--- GOAL ---
Restate each of the lines given below, word for word.

--- INPUT ROWS ---
[BEGIN]
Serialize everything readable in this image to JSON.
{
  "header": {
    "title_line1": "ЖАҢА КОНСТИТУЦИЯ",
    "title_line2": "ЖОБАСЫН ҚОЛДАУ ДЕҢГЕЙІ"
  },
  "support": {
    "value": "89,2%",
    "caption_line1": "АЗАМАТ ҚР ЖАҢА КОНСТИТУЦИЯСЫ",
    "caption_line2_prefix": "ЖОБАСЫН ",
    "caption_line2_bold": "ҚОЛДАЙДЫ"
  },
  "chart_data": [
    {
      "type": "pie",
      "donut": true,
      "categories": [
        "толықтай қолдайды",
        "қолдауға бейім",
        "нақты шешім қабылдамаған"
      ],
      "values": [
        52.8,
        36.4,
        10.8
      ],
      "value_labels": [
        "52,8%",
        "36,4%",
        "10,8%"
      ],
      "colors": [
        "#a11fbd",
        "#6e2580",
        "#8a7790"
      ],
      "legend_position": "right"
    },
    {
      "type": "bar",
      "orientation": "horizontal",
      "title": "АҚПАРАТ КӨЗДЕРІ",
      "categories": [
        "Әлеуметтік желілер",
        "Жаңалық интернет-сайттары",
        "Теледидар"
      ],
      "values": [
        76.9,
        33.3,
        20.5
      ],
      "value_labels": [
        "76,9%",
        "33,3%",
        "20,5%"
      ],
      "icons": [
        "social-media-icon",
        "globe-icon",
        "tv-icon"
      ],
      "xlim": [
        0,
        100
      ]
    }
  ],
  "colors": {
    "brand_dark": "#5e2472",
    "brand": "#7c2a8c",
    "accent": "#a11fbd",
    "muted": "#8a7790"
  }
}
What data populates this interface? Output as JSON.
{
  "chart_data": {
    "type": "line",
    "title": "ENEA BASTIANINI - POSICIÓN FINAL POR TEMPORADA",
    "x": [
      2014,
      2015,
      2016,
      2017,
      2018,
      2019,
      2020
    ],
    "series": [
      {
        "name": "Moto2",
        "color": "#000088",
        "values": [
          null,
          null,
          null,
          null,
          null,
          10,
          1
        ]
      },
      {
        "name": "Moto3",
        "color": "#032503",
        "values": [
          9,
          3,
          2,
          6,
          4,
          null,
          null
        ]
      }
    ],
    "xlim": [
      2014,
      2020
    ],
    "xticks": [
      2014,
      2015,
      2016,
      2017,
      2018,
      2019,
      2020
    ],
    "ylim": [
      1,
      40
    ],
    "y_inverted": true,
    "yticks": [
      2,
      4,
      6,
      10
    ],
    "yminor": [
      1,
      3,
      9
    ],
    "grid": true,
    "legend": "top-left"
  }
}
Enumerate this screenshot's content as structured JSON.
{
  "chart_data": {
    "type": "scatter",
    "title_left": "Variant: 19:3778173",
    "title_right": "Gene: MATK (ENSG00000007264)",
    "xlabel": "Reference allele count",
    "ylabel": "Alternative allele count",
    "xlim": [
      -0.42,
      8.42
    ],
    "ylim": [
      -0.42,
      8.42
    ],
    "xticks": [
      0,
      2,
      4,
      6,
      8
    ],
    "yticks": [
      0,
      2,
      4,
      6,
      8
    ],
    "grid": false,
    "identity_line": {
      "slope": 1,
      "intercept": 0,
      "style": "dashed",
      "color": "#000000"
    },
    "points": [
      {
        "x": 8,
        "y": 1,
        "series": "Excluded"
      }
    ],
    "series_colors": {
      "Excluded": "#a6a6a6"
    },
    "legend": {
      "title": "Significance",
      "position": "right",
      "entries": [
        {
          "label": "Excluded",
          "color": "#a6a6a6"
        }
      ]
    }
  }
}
[END]
--- TASK OUTPUT ---
Serialize everything readable in this image to JSON.
{
  "header": {
    "title_line1": "ЖАҢА КОНСТИТУЦИЯ",
    "title_line2": "ЖОБАСЫН ҚОЛДАУ ДЕҢГЕЙІ"
  },
  "support": {
    "value": "89,2%",
    "caption_line1": "АЗАМАТ ҚР ЖАҢА КОНСТИТУЦИЯСЫ",
    "caption_line2_prefix": "ЖОБАСЫН ",
    "caption_line2_bold": "ҚОЛДАЙДЫ"
  },
  "chart_data": [
    {
      "type": "pie",
      "donut": true,
      "categories": [
        "толықтай қолдайды",
        "қолдауға бейім",
        "нақты шешім қабылдамаған"
      ],
      "values": [
        52.8,
        36.4,
        10.8
      ],
      "value_labels": [
        "52,8%",
        "36,4%",
        "10,8%"
      ],
      "colors": [
        "#a11fbd",
        "#6e2580",
        "#8a7790"
      ],
      "legend_position": "right"
    },
    {
      "type": "bar",
      "orientation": "horizontal",
      "title": "АҚПАРАТ КӨЗДЕРІ",
      "categories": [
        "Әлеуметтік желілер",
        "Жаңалық интернет-сайттары",
        "Теледидар"
      ],
      "values": [
        76.9,
        33.3,
        20.5
      ],
      "value_labels": [
        "76,9%",
        "33,3%",
        "20,5%"
      ],
      "icons": [
        "social-media-icon",
        "globe-icon",
        "tv-icon"
      ],
      "xlim": [
        0,
        100
      ]
    }
  ],
  "colors": {
    "brand_dark": "#5e2472",
    "brand": "#7c2a8c",
    "accent": "#a11fbd",
    "muted": "#8a7790"
  }
}
What data populates this interface? Output as JSON.
{
  "chart_data": {
    "type": "line",
    "title": "ENEA BASTIANINI - POSICIÓN FINAL POR TEMPORADA",
    "x": [
      2014,
      2015,
      2016,
      2017,
      2018,
      2019,
      2020
    ],
    "series": [
      {
        "name": "Moto2",
        "color": "#000088",
        "values": [
          null,
          null,
          null,
          null,
          null,
          10,
          1
        ]
      },
      {
        "name": "Moto3",
        "color": "#032503",
        "values": [
          9,
          3,
          2,
          6,
          4,
          null,
          null
        ]
      }
    ],
    "xlim": [
      2014,
      2020
    ],
    "xticks": [
      2014,
      2015,
      2016,
      2017,
      2018,
      2019,
      2020
    ],
    "ylim": [
      1,
      40
    ],
    "y_inverted": true,
    "yticks": [
      2,
      4,
      6,
      10
    ],
    "yminor": [
      1,
      3,
      9
    ],
    "grid": true,
    "legend": "top-left"
  }
}
Enumerate this screenshot's content as structured JSON.
{
  "chart_data": {
    "type": "scatter",
    "title_left": "Variant: 19:3778173",
    "title_right": "Gene: MATK (ENSG00000007264)",
    "xlabel": "Reference allele count",
    "ylabel": "Alternative allele count",
    "xlim": [
      -0.42,
      8.42
    ],
    "ylim": [
      -0.42,
      8.42
    ],
    "xticks": [
      0,
      2,
      4,
      6,
      8
    ],
    "yticks": [
      0,
      2,
      4,
      6,
      8
    ],
    "grid": false,
    "identity_line": {
      "slope": 1,
      "intercept": 0,
      "style": "dashed",
      "color": "#000000"
    },
    "points": [
      {
        "x": 8,
        "y": 1,
        "series": "Excluded"
      }
    ],
    "series_colors": {
      "Excluded": "#a6a6a6"
    },
    "legend": {
      "title": "Significance",
      "position": "right",
      "entries": [
        {
          "label": "Excluded",
          "color": "#a6a6a6"
        }
      ]
    }
  }
}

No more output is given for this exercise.